### [STATED TASK]
Restate the records in their entirety, word for word.

### [GIVEN RECORDS]
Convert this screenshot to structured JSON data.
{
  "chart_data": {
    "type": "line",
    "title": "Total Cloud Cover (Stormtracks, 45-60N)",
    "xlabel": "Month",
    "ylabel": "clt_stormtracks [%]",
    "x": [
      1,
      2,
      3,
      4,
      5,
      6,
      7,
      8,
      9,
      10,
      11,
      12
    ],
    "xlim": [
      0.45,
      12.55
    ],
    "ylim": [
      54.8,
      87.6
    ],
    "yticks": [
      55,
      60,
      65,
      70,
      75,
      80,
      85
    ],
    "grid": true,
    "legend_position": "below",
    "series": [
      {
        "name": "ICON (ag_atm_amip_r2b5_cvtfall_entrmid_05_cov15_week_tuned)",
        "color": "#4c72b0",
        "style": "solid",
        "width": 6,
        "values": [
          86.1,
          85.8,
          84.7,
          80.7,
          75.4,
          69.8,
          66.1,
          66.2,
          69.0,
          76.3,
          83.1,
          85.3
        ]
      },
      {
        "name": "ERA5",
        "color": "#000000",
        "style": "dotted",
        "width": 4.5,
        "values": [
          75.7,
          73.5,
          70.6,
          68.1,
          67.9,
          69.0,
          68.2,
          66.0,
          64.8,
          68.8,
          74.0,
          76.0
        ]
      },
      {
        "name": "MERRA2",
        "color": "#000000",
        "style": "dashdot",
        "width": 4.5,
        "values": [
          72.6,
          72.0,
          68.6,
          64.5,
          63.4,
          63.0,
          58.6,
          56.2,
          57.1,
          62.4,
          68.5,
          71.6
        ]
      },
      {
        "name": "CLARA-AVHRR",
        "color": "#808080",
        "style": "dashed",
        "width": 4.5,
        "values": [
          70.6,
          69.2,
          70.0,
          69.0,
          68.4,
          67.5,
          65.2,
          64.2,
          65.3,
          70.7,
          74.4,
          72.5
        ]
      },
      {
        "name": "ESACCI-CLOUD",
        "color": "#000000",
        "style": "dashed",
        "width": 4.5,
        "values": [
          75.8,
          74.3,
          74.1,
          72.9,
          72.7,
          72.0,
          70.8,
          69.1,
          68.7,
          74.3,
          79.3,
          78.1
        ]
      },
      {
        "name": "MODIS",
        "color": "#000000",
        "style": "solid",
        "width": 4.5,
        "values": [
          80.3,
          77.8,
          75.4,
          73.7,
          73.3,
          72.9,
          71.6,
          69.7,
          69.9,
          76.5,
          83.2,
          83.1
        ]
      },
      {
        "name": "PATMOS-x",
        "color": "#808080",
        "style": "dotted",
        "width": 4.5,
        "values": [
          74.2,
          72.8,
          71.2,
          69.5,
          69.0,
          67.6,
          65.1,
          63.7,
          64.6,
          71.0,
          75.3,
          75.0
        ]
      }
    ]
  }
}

### [WRITTEN ANSWER]
Convert this screenshot to structured JSON data.
{
  "chart_data": {
    "type": "line",
    "title": "Total Cloud Cover (Stormtracks, 45-60N)",
    "xlabel": "Month",
    "ylabel": "clt_stormtracks [%]",
    "x": [
      1,
      2,
      3,
      4,
      5,
      6,
      7,
      8,
      9,
      10,
      11,
      12
    ],
    "xlim": [
      0.45,
      12.55
    ],
    "ylim": [
      54.8,
      87.6
    ],
    "yticks": [
      55,
      60,
      65,
      70,
      75,
      80,
      85
    ],
    "grid": true,
    "legend_position": "below",
    "series": [
      {
        "name": "ICON (ag_atm_amip_r2b5_cvtfall_entrmid_05_cov15_week_tuned)",
        "color": "#4c72b0",
        "style": "solid",
        "width": 6,
        "values": [
          86.1,
          85.8,
          84.7,
          80.7,
          75.4,
          69.8,
          66.1,
          66.2,
          69.0,
          76.3,
          83.1,
          85.3
        ]
      },
      {
        "name": "ERA5",
        "color": "#000000",
        "style": "dotted",
        "width": 4.5,
        "values": [
          75.7,
          73.5,
          70.6,
          68.1,
          67.9,
          69.0,
          68.2,
          66.0,
          64.8,
          68.8,
          74.0,
          76.0
        ]
      },
      {
        "name": "MERRA2",
        "color": "#000000",
        "style": "dashdot",
        "width": 4.5,
        "values": [
          72.6,
          72.0,
          68.6,
          64.5,
          63.4,
          63.0,
          58.6,
          56.2,
          57.1,
          62.4,
          68.5,
          71.6
        ]
      },
      {
        "name": "CLARA-AVHRR",
        "color": "#808080",
        "style": "dashed",
        "width": 4.5,
        "values": [
          70.6,
          69.2,
          70.0,
          69.0,
          68.4,
          67.5,
          65.2,
          64.2,
          65.3,
          70.7,
          74.4,
          72.5
        ]
      },
      {
        "name": "ESACCI-CLOUD",
        "color": "#000000",
        "style": "dashed",
        "width": 4.5,
        "values": [
          75.8,
          74.3,
          74.1,
          72.9,
          72.7,
          72.0,
          70.8,
          69.1,
          68.7,
          74.3,
          79.3,
          78.1
        ]
      },
      {
        "name": "MODIS",
        "color": "#000000",
        "style": "solid",
        "width": 4.5,
        "values": [
          80.3,
          77.8,
          75.4,
          73.7,
          73.3,
          72.9,
          71.6,
          69.7,
          69.9,
          76.5,
          83.2,
          83.1
        ]
      },
      {
        "name": "PATMOS-x",
        "color": "#808080",
        "style": "dotted",
        "width": 4.5,
        "values": [
          74.2,
          72.8,
          71.2,
          69.5,
          69.0,
          67.6,
          65.1,
          63.7,
          64.6,
          71.0,
          75.3,
          75.0
        ]
      }
    ]
  }
}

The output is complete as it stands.